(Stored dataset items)
#####
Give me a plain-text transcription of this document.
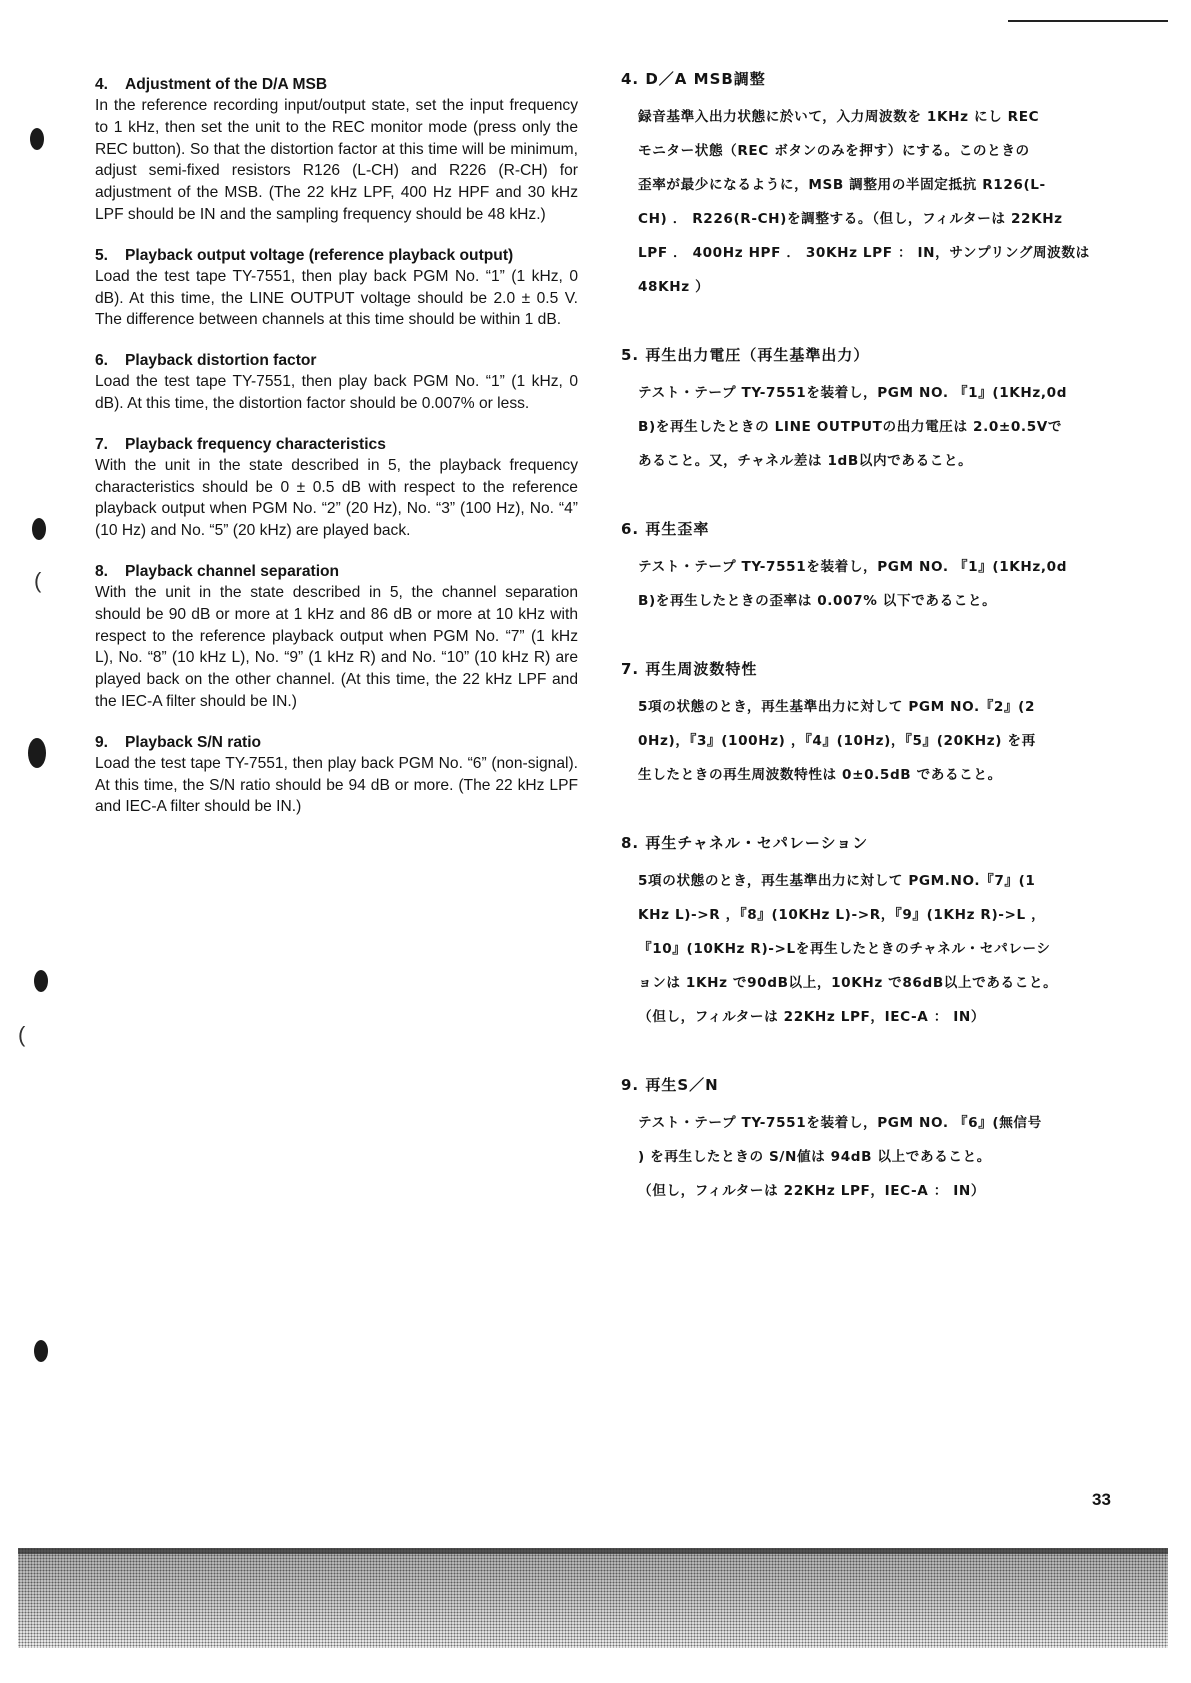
(
(
4. Adjustment of the D/A MSB
In the reference recording input/output state, set the input frequency to 1 kHz, then set the unit to the REC monitor mode (press only the REC button). So that the distortion factor at this time will be minimum, adjust semi-fixed resistors R126 (L-CH) and R226 (R-CH) for adjustment of the MSB. (The 22 kHz LPF, 400 Hz HPF and 30 kHz LPF should be IN and the sampling frequency should be 48 kHz.)
5. Playback output voltage (reference playback output)
Load the test tape TY-7551, then play back PGM No. “1” (1 kHz, 0 dB). At this time, the LINE OUTPUT voltage should be 2.0 ± 0.5 V. The difference between channels at this time should be within 1 dB.
6. Playback distortion factor
Load the test tape TY-7551, then play back PGM No. “1” (1 kHz, 0 dB). At this time, the distortion factor should be 0.007% or less.
7. Playback frequency characteristics
With the unit in the state described in 5, the playback frequency characteristics should be 0 ± 0.5 dB with respect to the reference playback output when PGM No. “2” (20 Hz), No. “3” (100 Hz), No. “4” (10 Hz) and No. “5” (20 kHz) are played back.
8. Playback channel separation
With the unit in the state described in 5, the channel separation should be 90 dB or more at 1 kHz and 86 dB or more at 10 kHz with respect to the reference playback output when PGM No. “7” (1 kHz L), No. “8” (10 kHz L), No. “9” (1 kHz R) and No. “10” (10 kHz R) are played back on the other channel. (At this time, the 22 kHz LPF and the IEC-A filter should be IN.)
9. Playback S/N ratio
Load the test tape TY-7551, then play back PGM No. “6” (non-signal). At this time, the S/N ratio should be 94 dB or more. (The 22 kHz LPF and IEC-A filter should be IN.)
4. D／A MSB調整
録音基準入出力状態に於いて，入力周波数を 1KHz にし REC
モニター状態（REC ボタンのみを押す）にする。このときの
歪率が最少になるように，MSB 調整用の半固定抵抗 R126(L-
CH) ． R226(R-CH)を調整する。（但し，フィルターは 22KHz
LPF ． 400Hz HPF ． 30KHz LPF ： IN，サンプリング周波数は
48KHz ）
5. 再生出力電圧（再生基準出力）
テスト・テープ TY-7551を装着し，PGM NO. 『1』(1KHz,0d
B)を再生したときの LINE OUTPUTの出力電圧は 2.0±0.5Vで
あること。又，チャネル差は 1dB以内であること。
6. 再生歪率
テスト・テープ TY-7551を装着し，PGM NO. 『1』(1KHz,0d
B)を再生したときの歪率は 0.007% 以下であること。
7. 再生周波数特性
5項の状態のとき，再生基準出力に対して PGM NO.『2』(2
0Hz)，『3』(100Hz) ，『4』(10Hz)，『5』(20KHz) を再
生したときの再生周波数特性は 0±0.5dB であること。
8. 再生チャネル・セパレーション
5項の状態のとき，再生基準出力に対して PGM.NO.『7』(1
KHz L)->R ，『8』(10KHz L)->R，『9』(1KHz R)->L ，
『10』(10KHz R)->Lを再生したときのチャネル・セパレーシ
ョンは 1KHz で90dB以上，10KHz で86dB以上であること。
（但し，フィルターは 22KHz LPF，IEC-A ： IN）
9. 再生S／N
テスト・テープ TY-7551を装着し，PGM NO. 『6』(無信号
) を再生したときの S/N値は 94dB 以上であること。
（但し，フィルターは 22KHz LPF，IEC-A ： IN）
33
#####
**Prompt**
Make an exact copy of the records shown above, without the pictures.

**Answer to this problem**
Give me a plain-text transcription of this document.
(
(
4. Adjustment of the D/A MSB
In the reference recording input/output state, set the input frequency to 1 kHz, then set the unit to the REC monitor mode (press only the REC button). So that the distortion factor at this time will be minimum, adjust semi-fixed resistors R126 (L-CH) and R226 (R-CH) for adjustment of the MSB. (The 22 kHz LPF, 400 Hz HPF and 30 kHz LPF should be IN and the sampling frequency should be 48 kHz.)
5. Playback output voltage (reference playback output)
Load the test tape TY-7551, then play back PGM No. “1” (1 kHz, 0 dB). At this time, the LINE OUTPUT voltage should be 2.0 ± 0.5 V. The difference between channels at this time should be within 1 dB.
6. Playback distortion factor
Load the test tape TY-7551, then play back PGM No. “1” (1 kHz, 0 dB). At this time, the distortion factor should be 0.007% or less.
7. Playback frequency characteristics
With the unit in the state described in 5, the playback frequency characteristics should be 0 ± 0.5 dB with respect to the reference playback output when PGM No. “2” (20 Hz), No. “3” (100 Hz), No. “4” (10 Hz) and No. “5” (20 kHz) are played back.
8. Playback channel separation
With the unit in the state described in 5, the channel separation should be 90 dB or more at 1 kHz and 86 dB or more at 10 kHz with respect to the reference playback output when PGM No. “7” (1 kHz L), No. “8” (10 kHz L), No. “9” (1 kHz R) and No. “10” (10 kHz R) are played back on the other channel. (At this time, the 22 kHz LPF and the IEC-A filter should be IN.)
9. Playback S/N ratio
Load the test tape TY-7551, then play back PGM No. “6” (non-signal). At this time, the S/N ratio should be 94 dB or more. (The 22 kHz LPF and IEC-A filter should be IN.)
4. D／A MSB調整
録音基準入出力状態に於いて，入力周波数を 1KHz にし REC
モニター状態（REC ボタンのみを押す）にする。このときの
歪率が最少になるように，MSB 調整用の半固定抵抗 R126(L-
CH) ． R226(R-CH)を調整する。（但し，フィルターは 22KHz
LPF ． 400Hz HPF ． 30KHz LPF ： IN，サンプリング周波数は
48KHz ）
5. 再生出力電圧（再生基準出力）
テスト・テープ TY-7551を装着し，PGM NO. 『1』(1KHz,0d
B)を再生したときの LINE OUTPUTの出力電圧は 2.0±0.5Vで
あること。又，チャネル差は 1dB以内であること。
6. 再生歪率
テスト・テープ TY-7551を装着し，PGM NO. 『1』(1KHz,0d
B)を再生したときの歪率は 0.007% 以下であること。
7. 再生周波数特性
5項の状態のとき，再生基準出力に対して PGM NO.『2』(2
0Hz)，『3』(100Hz) ，『4』(10Hz)，『5』(20KHz) を再
生したときの再生周波数特性は 0±0.5dB であること。
8. 再生チャネル・セパレーション
5項の状態のとき，再生基準出力に対して PGM.NO.『7』(1
KHz L)->R ，『8』(10KHz L)->R，『9』(1KHz R)->L ，
『10』(10KHz R)->Lを再生したときのチャネル・セパレーシ
ョンは 1KHz で90dB以上，10KHz で86dB以上であること。
（但し，フィルターは 22KHz LPF，IEC-A ： IN）
9. 再生S／N
テスト・テープ TY-7551を装着し，PGM NO. 『6』(無信号
) を再生したときの S/N値は 94dB 以上であること。
（但し，フィルターは 22KHz LPF，IEC-A ： IN）
33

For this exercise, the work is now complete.